*Aim of the exercise*.
Render the lines of the records from the one containing "error-bar bbox=[1203, 1631, 1215, 1663]" to the one containing "error-bar bbox=[284, 1771, 296, 1792]", both included, as a Markdown table with the columns No. and Text, leaving out blank lines. Number the rows in order from 1.

── Data for this task

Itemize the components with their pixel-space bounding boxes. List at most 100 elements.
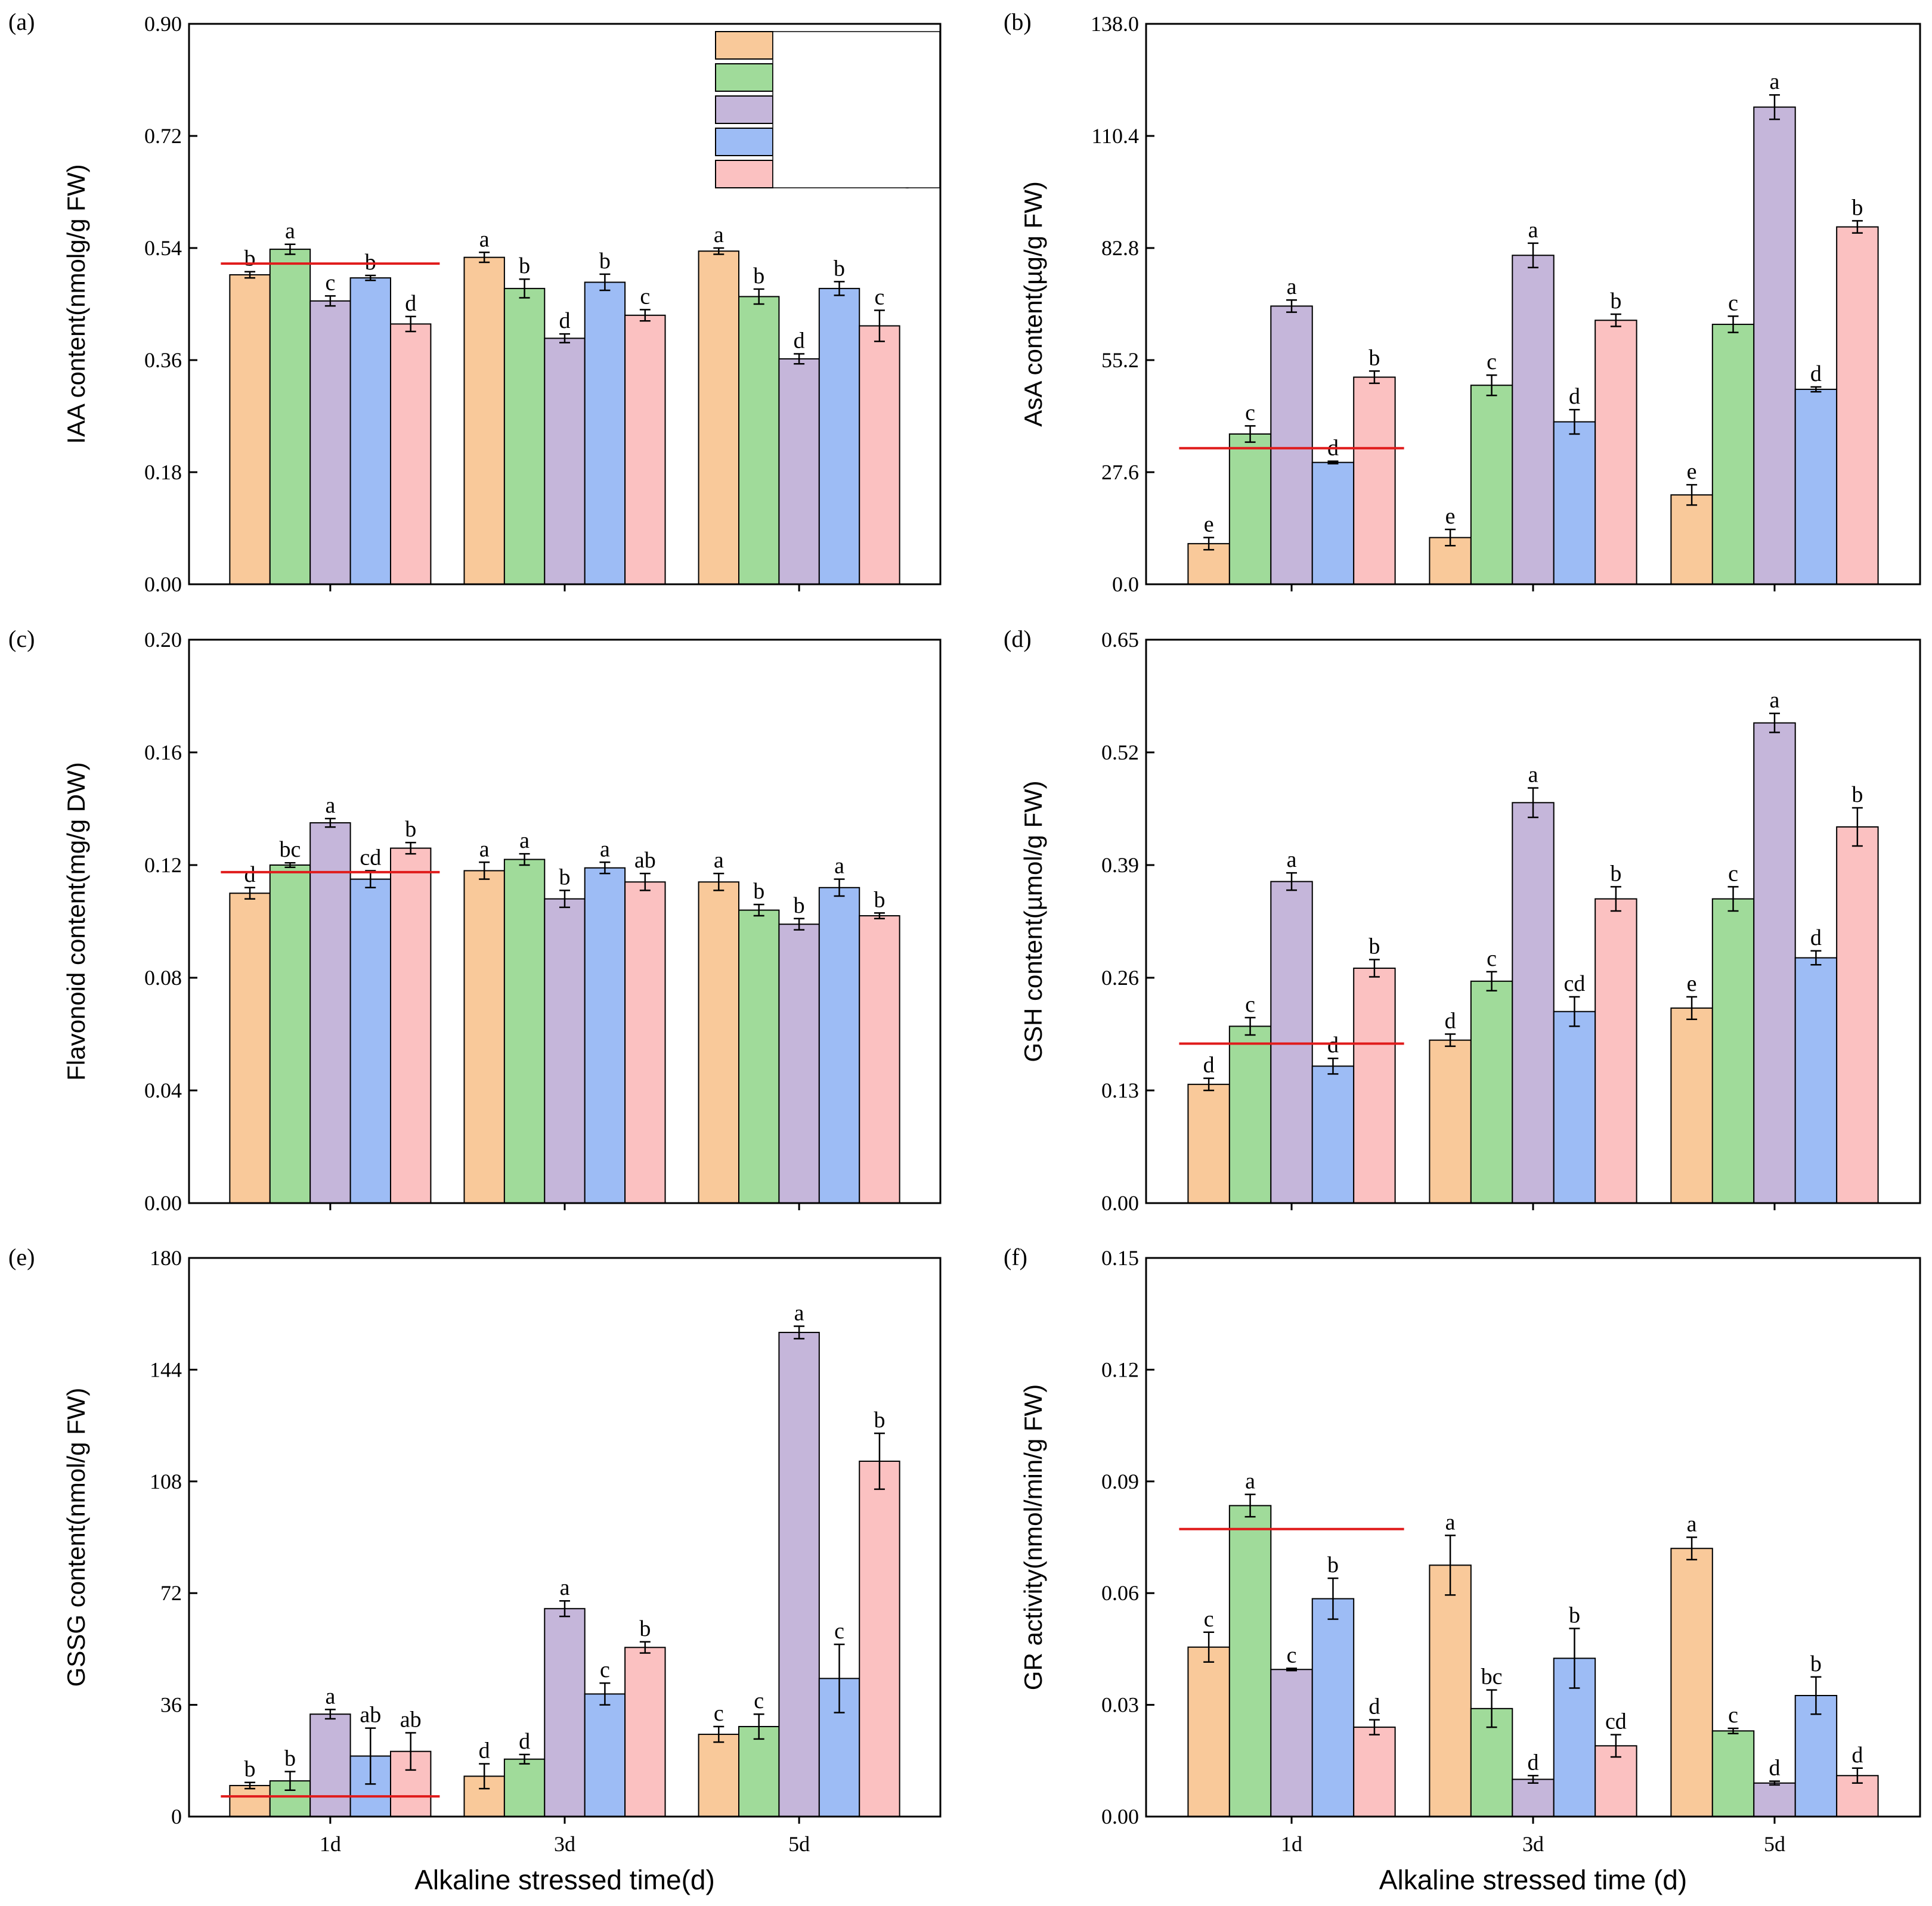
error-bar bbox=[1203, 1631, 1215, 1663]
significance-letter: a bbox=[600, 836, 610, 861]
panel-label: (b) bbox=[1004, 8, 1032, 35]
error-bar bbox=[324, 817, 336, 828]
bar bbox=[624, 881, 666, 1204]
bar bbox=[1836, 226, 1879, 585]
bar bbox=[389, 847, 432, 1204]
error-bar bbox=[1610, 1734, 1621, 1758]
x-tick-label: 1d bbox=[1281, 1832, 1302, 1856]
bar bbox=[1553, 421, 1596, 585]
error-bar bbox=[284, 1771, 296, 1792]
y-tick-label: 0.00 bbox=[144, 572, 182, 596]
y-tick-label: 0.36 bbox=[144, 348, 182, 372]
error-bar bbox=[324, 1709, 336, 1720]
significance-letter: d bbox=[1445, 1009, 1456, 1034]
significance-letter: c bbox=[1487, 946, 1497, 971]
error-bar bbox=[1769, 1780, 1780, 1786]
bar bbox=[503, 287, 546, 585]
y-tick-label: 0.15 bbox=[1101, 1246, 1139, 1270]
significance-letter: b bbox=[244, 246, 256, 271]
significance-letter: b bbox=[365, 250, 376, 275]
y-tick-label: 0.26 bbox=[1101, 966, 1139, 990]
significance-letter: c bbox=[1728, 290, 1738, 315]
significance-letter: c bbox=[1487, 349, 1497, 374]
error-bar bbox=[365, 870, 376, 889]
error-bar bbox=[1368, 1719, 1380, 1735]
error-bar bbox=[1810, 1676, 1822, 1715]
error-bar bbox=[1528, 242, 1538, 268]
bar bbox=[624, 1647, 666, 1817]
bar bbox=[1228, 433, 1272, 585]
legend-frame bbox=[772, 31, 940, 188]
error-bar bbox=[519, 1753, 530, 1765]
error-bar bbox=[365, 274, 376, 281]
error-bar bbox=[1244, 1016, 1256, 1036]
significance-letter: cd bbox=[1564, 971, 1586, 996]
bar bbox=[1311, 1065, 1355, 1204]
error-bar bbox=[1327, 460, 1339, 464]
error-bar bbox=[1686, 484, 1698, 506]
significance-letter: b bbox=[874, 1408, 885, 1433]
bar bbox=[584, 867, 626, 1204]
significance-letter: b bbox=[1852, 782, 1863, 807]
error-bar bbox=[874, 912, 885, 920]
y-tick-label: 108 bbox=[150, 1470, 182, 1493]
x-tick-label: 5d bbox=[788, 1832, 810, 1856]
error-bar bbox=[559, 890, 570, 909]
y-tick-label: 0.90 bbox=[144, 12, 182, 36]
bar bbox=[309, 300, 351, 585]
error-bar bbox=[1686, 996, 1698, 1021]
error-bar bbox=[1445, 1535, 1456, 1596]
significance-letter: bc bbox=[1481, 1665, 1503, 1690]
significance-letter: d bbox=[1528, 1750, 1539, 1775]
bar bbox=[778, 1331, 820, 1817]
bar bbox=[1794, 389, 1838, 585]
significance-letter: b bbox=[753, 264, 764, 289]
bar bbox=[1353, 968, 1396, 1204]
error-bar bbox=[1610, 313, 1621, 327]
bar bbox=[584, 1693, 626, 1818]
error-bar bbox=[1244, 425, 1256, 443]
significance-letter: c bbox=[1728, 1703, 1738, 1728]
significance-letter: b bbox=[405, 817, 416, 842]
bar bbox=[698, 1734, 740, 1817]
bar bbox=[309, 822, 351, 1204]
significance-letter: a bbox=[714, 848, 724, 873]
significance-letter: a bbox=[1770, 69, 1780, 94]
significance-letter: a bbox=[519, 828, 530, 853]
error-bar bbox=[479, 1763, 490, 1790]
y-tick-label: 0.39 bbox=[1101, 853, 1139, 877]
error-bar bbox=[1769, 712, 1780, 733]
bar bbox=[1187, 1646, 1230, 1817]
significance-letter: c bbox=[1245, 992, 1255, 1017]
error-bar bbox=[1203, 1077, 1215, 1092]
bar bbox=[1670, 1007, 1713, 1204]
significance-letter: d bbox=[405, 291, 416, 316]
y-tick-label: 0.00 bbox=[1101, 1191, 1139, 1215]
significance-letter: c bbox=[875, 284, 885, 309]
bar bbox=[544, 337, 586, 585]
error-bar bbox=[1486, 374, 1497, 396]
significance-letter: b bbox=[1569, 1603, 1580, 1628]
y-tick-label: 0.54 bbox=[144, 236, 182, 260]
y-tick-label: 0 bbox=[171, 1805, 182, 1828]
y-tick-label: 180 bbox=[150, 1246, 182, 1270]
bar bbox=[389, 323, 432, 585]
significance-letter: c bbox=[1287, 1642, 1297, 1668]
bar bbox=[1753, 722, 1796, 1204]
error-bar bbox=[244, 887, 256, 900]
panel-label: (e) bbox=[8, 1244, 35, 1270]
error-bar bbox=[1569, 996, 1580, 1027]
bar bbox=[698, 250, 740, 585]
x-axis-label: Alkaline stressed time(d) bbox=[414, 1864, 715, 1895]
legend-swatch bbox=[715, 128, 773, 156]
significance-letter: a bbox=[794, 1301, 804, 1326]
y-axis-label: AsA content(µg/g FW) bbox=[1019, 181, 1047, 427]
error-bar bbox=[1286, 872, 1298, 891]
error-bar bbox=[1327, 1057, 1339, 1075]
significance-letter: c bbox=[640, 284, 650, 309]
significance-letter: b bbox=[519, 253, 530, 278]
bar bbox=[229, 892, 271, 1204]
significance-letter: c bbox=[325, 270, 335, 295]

────
── Data for this task

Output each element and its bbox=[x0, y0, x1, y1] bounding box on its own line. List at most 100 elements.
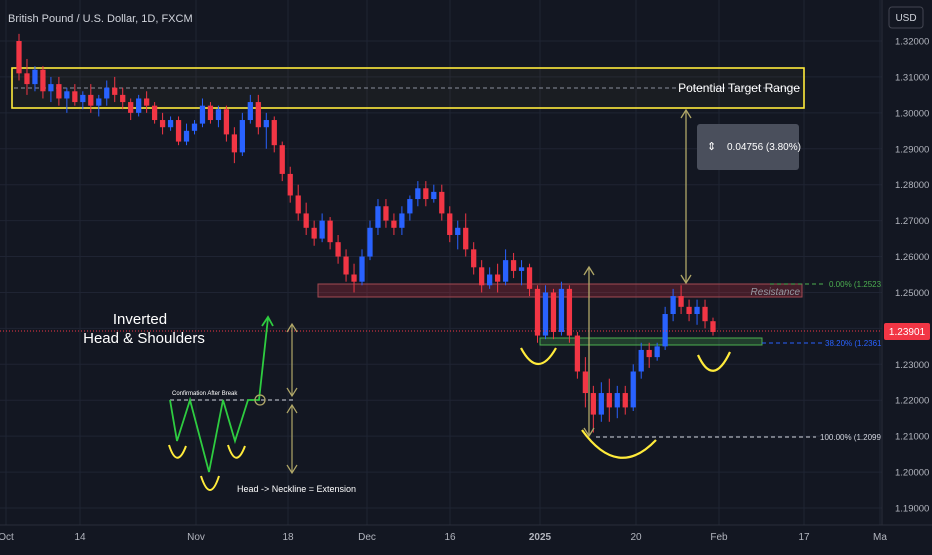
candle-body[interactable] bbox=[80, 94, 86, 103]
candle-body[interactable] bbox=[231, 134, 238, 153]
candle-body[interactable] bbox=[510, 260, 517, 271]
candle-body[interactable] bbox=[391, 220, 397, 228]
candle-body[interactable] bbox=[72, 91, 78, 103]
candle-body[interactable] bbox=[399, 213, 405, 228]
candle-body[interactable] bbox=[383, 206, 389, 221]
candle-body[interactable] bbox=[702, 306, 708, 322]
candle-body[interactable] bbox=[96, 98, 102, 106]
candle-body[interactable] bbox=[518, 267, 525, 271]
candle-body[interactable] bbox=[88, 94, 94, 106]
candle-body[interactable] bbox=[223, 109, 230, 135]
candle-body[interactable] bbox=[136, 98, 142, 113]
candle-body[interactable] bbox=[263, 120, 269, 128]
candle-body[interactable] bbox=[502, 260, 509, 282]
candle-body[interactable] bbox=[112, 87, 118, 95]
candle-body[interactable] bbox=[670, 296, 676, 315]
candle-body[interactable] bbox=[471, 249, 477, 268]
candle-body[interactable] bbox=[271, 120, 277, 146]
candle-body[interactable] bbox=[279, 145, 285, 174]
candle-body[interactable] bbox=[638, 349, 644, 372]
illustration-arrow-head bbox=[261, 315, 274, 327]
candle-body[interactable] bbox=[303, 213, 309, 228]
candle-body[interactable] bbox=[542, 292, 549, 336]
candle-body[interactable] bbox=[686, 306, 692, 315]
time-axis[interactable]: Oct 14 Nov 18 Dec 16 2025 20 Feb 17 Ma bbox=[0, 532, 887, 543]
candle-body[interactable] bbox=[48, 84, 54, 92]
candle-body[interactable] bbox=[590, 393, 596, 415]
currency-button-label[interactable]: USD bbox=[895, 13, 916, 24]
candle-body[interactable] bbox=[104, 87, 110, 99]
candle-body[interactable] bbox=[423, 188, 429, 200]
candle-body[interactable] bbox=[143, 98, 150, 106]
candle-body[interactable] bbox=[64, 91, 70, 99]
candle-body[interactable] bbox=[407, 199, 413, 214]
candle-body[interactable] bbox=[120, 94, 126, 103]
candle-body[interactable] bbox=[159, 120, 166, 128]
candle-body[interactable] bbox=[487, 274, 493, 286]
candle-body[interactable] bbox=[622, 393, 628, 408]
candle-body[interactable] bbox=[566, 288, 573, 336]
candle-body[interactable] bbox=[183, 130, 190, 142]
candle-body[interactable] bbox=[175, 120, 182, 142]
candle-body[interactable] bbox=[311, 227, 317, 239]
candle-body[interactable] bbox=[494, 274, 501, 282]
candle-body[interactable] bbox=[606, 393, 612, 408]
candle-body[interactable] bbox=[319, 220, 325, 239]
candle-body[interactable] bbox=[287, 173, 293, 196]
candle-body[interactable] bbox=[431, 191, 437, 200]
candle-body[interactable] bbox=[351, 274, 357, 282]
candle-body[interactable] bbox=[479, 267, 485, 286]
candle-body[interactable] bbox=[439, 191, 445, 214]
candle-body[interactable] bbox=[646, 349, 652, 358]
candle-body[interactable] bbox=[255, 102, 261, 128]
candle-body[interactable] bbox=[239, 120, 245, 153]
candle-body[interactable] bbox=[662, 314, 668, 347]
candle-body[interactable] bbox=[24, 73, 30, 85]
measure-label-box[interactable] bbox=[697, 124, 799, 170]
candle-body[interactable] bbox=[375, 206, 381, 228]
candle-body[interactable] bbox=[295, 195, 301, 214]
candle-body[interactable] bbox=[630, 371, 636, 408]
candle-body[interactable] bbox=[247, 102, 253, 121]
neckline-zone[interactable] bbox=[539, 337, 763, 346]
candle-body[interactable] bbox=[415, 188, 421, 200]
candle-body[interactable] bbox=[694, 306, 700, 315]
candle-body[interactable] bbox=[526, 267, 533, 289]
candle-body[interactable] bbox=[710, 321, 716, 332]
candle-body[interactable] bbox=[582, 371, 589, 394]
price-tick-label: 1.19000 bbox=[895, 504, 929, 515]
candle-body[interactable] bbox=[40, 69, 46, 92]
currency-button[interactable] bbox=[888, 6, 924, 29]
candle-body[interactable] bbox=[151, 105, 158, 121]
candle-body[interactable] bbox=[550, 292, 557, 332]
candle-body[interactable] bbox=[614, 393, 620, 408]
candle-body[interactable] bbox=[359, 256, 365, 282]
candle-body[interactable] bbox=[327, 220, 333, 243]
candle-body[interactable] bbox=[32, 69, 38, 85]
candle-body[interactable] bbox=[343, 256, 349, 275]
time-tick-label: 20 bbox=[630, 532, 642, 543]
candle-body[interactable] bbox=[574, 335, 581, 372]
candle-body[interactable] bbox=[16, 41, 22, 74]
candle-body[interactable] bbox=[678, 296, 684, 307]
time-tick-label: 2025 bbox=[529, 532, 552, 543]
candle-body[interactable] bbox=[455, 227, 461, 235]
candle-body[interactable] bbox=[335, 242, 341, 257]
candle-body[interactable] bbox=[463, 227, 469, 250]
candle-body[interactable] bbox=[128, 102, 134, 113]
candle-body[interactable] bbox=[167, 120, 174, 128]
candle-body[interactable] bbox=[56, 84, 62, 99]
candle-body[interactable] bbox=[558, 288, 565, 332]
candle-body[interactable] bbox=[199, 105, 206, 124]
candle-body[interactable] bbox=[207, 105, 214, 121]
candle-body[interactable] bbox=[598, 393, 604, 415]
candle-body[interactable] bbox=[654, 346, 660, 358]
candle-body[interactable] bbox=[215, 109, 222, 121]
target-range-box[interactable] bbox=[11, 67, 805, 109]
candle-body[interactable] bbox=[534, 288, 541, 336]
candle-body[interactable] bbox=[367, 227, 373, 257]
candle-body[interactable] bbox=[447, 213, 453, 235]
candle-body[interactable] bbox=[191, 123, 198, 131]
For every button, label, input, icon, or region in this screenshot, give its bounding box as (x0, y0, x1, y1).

────

*Final result*.
| No. | Text |
|---|---|
| 1 | error-bar bbox=[1203, 1631, 1215, 1663] |
| 2 | significance-letter: a bbox=[600, 836, 610, 861] |
| 3 | panel-label: (b) bbox=[1004, 8, 1032, 35] |
| 4 | error-bar bbox=[324, 817, 336, 828] |
| 5 | bar bbox=[624, 881, 666, 1204] |
| 6 | bar bbox=[1836, 226, 1879, 585] |
| 7 | bar bbox=[389, 847, 432, 1204] |
| 8 | error-bar bbox=[1610, 1734, 1621, 1758] |
| 9 | x-tick-label: 1d bbox=[1281, 1832, 1302, 1856] |
| 10 | bar bbox=[1553, 421, 1596, 585] |
| 11 | error-bar bbox=[284, 1771, 296, 1792] |